Entrées de position des éléments
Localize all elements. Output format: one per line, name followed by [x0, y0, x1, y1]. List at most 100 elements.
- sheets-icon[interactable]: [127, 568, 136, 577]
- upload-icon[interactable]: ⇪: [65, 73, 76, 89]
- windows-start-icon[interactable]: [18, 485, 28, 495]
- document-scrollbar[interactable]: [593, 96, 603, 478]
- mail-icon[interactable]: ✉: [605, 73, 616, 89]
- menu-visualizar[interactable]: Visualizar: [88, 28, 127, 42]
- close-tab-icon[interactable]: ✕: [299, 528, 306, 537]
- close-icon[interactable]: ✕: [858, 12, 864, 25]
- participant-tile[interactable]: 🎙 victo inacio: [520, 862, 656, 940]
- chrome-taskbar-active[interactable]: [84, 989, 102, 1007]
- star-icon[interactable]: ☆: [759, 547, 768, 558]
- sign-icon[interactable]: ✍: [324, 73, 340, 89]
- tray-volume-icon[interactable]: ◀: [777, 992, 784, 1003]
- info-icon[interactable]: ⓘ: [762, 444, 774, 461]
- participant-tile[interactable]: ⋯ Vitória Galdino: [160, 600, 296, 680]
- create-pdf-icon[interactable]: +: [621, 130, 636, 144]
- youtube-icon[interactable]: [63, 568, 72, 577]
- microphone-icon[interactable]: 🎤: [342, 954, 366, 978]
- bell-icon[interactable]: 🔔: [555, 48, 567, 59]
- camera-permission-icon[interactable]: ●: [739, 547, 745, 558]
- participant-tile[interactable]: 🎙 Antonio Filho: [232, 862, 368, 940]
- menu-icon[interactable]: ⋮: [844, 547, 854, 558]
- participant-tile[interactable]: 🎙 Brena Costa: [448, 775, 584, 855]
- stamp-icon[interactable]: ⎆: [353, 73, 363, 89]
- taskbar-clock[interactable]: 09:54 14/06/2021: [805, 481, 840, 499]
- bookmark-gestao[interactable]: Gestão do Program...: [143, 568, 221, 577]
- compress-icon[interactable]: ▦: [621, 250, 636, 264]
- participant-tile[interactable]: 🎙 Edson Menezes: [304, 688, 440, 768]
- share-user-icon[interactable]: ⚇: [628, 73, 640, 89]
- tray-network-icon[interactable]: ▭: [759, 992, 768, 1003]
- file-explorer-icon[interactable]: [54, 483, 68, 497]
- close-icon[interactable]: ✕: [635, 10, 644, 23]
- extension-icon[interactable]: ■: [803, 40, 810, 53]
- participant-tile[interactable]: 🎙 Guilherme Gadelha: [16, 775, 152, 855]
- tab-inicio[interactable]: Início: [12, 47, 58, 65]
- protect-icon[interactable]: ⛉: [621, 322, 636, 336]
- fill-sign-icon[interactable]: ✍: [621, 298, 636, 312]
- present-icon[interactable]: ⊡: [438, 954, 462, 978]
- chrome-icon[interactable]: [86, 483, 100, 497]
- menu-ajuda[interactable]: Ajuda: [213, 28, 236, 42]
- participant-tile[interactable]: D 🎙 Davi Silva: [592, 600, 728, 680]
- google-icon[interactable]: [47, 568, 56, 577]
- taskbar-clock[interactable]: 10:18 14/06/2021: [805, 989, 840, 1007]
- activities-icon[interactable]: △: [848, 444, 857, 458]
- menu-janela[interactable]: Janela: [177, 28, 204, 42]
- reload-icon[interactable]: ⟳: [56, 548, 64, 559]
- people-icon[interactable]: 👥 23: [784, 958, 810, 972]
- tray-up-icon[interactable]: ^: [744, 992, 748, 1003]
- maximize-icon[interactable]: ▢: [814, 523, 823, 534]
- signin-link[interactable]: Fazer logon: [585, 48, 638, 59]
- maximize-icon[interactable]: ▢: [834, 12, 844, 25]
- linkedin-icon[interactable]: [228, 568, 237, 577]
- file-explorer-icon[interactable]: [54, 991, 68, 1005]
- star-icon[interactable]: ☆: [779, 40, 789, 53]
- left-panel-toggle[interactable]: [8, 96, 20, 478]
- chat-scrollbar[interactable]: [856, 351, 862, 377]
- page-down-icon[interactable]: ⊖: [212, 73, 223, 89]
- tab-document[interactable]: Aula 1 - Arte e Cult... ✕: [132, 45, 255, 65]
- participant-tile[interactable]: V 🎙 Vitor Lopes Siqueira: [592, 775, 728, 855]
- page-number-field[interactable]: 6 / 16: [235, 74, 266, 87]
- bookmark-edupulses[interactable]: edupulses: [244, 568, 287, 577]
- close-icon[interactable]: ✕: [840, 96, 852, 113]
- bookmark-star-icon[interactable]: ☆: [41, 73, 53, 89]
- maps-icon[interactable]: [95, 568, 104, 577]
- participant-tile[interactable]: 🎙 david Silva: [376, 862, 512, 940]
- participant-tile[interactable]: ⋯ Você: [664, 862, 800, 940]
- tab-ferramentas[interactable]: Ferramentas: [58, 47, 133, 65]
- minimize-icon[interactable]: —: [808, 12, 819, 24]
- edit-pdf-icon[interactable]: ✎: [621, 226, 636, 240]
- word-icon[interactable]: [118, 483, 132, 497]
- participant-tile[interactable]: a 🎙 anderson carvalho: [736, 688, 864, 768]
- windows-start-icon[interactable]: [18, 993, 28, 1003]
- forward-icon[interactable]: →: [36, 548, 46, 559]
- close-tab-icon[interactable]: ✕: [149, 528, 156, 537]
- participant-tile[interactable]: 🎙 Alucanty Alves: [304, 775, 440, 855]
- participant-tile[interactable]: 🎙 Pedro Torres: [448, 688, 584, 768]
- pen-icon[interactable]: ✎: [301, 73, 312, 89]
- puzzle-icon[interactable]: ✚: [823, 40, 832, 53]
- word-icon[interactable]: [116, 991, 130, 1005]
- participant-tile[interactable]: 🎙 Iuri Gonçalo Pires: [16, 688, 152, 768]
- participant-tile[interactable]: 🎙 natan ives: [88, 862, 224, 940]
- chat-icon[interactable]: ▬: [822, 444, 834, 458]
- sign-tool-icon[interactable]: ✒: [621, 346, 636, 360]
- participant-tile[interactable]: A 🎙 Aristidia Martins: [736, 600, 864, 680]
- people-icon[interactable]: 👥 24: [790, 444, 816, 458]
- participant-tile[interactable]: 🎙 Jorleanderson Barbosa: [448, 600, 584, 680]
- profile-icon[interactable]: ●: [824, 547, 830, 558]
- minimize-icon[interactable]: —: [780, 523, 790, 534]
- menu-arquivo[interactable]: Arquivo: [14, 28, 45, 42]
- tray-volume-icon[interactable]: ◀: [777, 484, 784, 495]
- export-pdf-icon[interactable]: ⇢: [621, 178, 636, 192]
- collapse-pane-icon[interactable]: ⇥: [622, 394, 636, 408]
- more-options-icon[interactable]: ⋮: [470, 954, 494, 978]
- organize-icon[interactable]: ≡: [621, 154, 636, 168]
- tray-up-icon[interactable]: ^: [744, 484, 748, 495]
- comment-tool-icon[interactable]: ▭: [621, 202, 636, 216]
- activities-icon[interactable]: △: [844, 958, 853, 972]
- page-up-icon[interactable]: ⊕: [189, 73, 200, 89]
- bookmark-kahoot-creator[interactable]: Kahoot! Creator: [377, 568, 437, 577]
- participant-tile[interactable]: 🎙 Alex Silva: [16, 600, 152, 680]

● **TÂCHE À RÉALISER**: Reproduisez mot pour mot toutes les lignes ci-dessus, sans en omettre aucune.

● **SOLUTION DE LA TÂCHE**:
Localize all elements. Output format: one per line, name followed by [x0, y0, x1, y1]. List at most 100 elements.
- sheets-icon[interactable]: [127, 568, 136, 577]
- upload-icon[interactable]: ⇪: [65, 73, 76, 89]
- windows-start-icon[interactable]: [18, 485, 28, 495]
- document-scrollbar[interactable]: [593, 96, 603, 478]
- mail-icon[interactable]: ✉: [605, 73, 616, 89]
- menu-visualizar[interactable]: Visualizar: [88, 28, 127, 42]
- close-tab-icon[interactable]: ✕: [299, 528, 306, 537]
- close-icon[interactable]: ✕: [858, 12, 864, 25]
- participant-tile[interactable]: 🎙 victo inacio: [520, 862, 656, 940]
- chrome-taskbar-active[interactable]: [84, 989, 102, 1007]
- star-icon[interactable]: ☆: [759, 547, 768, 558]
- sign-icon[interactable]: ✍: [324, 73, 340, 89]
- tray-volume-icon[interactable]: ◀: [777, 992, 784, 1003]
- info-icon[interactable]: ⓘ: [762, 444, 774, 461]
- participant-tile[interactable]: ⋯ Vitória Galdino: [160, 600, 296, 680]
- create-pdf-icon[interactable]: +: [621, 130, 636, 144]
- youtube-icon[interactable]: [63, 568, 72, 577]
- microphone-icon[interactable]: 🎤: [342, 954, 366, 978]
- bell-icon[interactable]: 🔔: [555, 48, 567, 59]
- camera-permission-icon[interactable]: ●: [739, 547, 745, 558]
- participant-tile[interactable]: 🎙 Antonio Filho: [232, 862, 368, 940]
- menu-icon[interactable]: ⋮: [844, 547, 854, 558]
- participant-tile[interactable]: 🎙 Brena Costa: [448, 775, 584, 855]
- stamp-icon[interactable]: ⎆: [353, 73, 363, 89]
- taskbar-clock[interactable]: 09:54 14/06/2021: [805, 481, 840, 499]
- bookmark-gestao[interactable]: Gestão do Program...: [143, 568, 221, 577]
- compress-icon[interactable]: ▦: [621, 250, 636, 264]
- participant-tile[interactable]: 🎙 Edson Menezes: [304, 688, 440, 768]
- share-user-icon[interactable]: ⚇: [628, 73, 640, 89]
- tray-network-icon[interactable]: ▭: [759, 992, 768, 1003]
- file-explorer-icon[interactable]: [54, 483, 68, 497]
- close-icon[interactable]: ✕: [635, 10, 644, 23]
- extension-icon[interactable]: ■: [803, 40, 810, 53]
- participant-tile[interactable]: 🎙 Guilherme Gadelha: [16, 775, 152, 855]
- tab-inicio[interactable]: Início: [12, 47, 58, 65]
- protect-icon[interactable]: ⛉: [621, 322, 636, 336]
- fill-sign-icon[interactable]: ✍: [621, 298, 636, 312]
- present-icon[interactable]: ⊡: [438, 954, 462, 978]
- chrome-icon[interactable]: [86, 483, 100, 497]
- menu-ajuda[interactable]: Ajuda: [213, 28, 236, 42]
- participant-tile[interactable]: D 🎙 Davi Silva: [592, 600, 728, 680]
- google-icon[interactable]: [47, 568, 56, 577]
- taskbar-clock[interactable]: 10:18 14/06/2021: [805, 989, 840, 1007]
- activities-icon[interactable]: △: [848, 444, 857, 458]
- menu-janela[interactable]: Janela: [177, 28, 204, 42]
- reload-icon[interactable]: ⟳: [56, 548, 64, 559]
- people-icon[interactable]: 👥 23: [784, 958, 810, 972]
- tray-up-icon[interactable]: ^: [744, 992, 748, 1003]
- maximize-icon[interactable]: ▢: [814, 523, 823, 534]
- signin-link[interactable]: Fazer logon: [585, 48, 638, 59]
- maximize-icon[interactable]: ▢: [834, 12, 844, 25]
- linkedin-icon[interactable]: [228, 568, 237, 577]
- file-explorer-icon[interactable]: [54, 991, 68, 1005]
- star-icon[interactable]: ☆: [779, 40, 789, 53]
- left-panel-toggle[interactable]: [8, 96, 20, 478]
- chat-scrollbar[interactable]: [856, 351, 862, 377]
- page-down-icon[interactable]: ⊖: [212, 73, 223, 89]
- tab-document[interactable]: Aula 1 - Arte e Cult... ✕: [132, 45, 255, 65]
- participant-tile[interactable]: V 🎙 Vitor Lopes Siqueira: [592, 775, 728, 855]
- page-number-field[interactable]: 6 / 16: [235, 74, 266, 87]
- bookmark-edupulses[interactable]: edupulses: [244, 568, 287, 577]
- close-icon[interactable]: ✕: [840, 96, 852, 113]
- bookmark-star-icon[interactable]: ☆: [41, 73, 53, 89]
- maps-icon[interactable]: [95, 568, 104, 577]
- participant-tile[interactable]: 🎙 david Silva: [376, 862, 512, 940]
- participant-tile[interactable]: ⋯ Você: [664, 862, 800, 940]
- tab-ferramentas[interactable]: Ferramentas: [58, 47, 133, 65]
- minimize-icon[interactable]: —: [808, 12, 819, 24]
- edit-pdf-icon[interactable]: ✎: [621, 226, 636, 240]
- word-icon[interactable]: [118, 483, 132, 497]
- participant-tile[interactable]: a 🎙 anderson carvalho: [736, 688, 864, 768]
- windows-start-icon[interactable]: [18, 993, 28, 1003]
- forward-icon[interactable]: →: [36, 548, 46, 559]
- close-tab-icon[interactable]: ✕: [149, 528, 156, 537]
- participant-tile[interactable]: 🎙 Alucanty Alves: [304, 775, 440, 855]
- participant-tile[interactable]: 🎙 Pedro Torres: [448, 688, 584, 768]
- pen-icon[interactable]: ✎: [301, 73, 312, 89]
- puzzle-icon[interactable]: ✚: [823, 40, 832, 53]
- word-icon[interactable]: [116, 991, 130, 1005]
- participant-tile[interactable]: 🎙 Iuri Gonçalo Pires: [16, 688, 152, 768]
- participant-tile[interactable]: 🎙 natan ives: [88, 862, 224, 940]
- chat-icon[interactable]: ▬: [822, 444, 834, 458]
- sign-tool-icon[interactable]: ✒: [621, 346, 636, 360]
- participant-tile[interactable]: A 🎙 Aristidia Martins: [736, 600, 864, 680]
- people-icon[interactable]: 👥 24: [790, 444, 816, 458]
- participant-tile[interactable]: 🎙 Jorleanderson Barbosa: [448, 600, 584, 680]
- profile-icon[interactable]: ●: [824, 547, 830, 558]
- minimize-icon[interactable]: —: [780, 523, 790, 534]
- menu-arquivo[interactable]: Arquivo: [14, 28, 45, 42]
- tray-volume-icon[interactable]: ◀: [777, 484, 784, 495]
- export-pdf-icon[interactable]: ⇢: [621, 178, 636, 192]
- collapse-pane-icon[interactable]: ⇥: [622, 394, 636, 408]
- more-options-icon[interactable]: ⋮: [470, 954, 494, 978]
- organize-icon[interactable]: ≡: [621, 154, 636, 168]
- tray-up-icon[interactable]: ^: [744, 484, 748, 495]
- comment-tool-icon[interactable]: ▭: [621, 202, 636, 216]
- activities-icon[interactable]: △: [844, 958, 853, 972]
- page-up-icon[interactable]: ⊕: [189, 73, 200, 89]
- bookmark-kahoot-creator[interactable]: Kahoot! Creator: [377, 568, 437, 577]
- participant-tile[interactable]: 🎙 Alex Silva: [16, 600, 152, 680]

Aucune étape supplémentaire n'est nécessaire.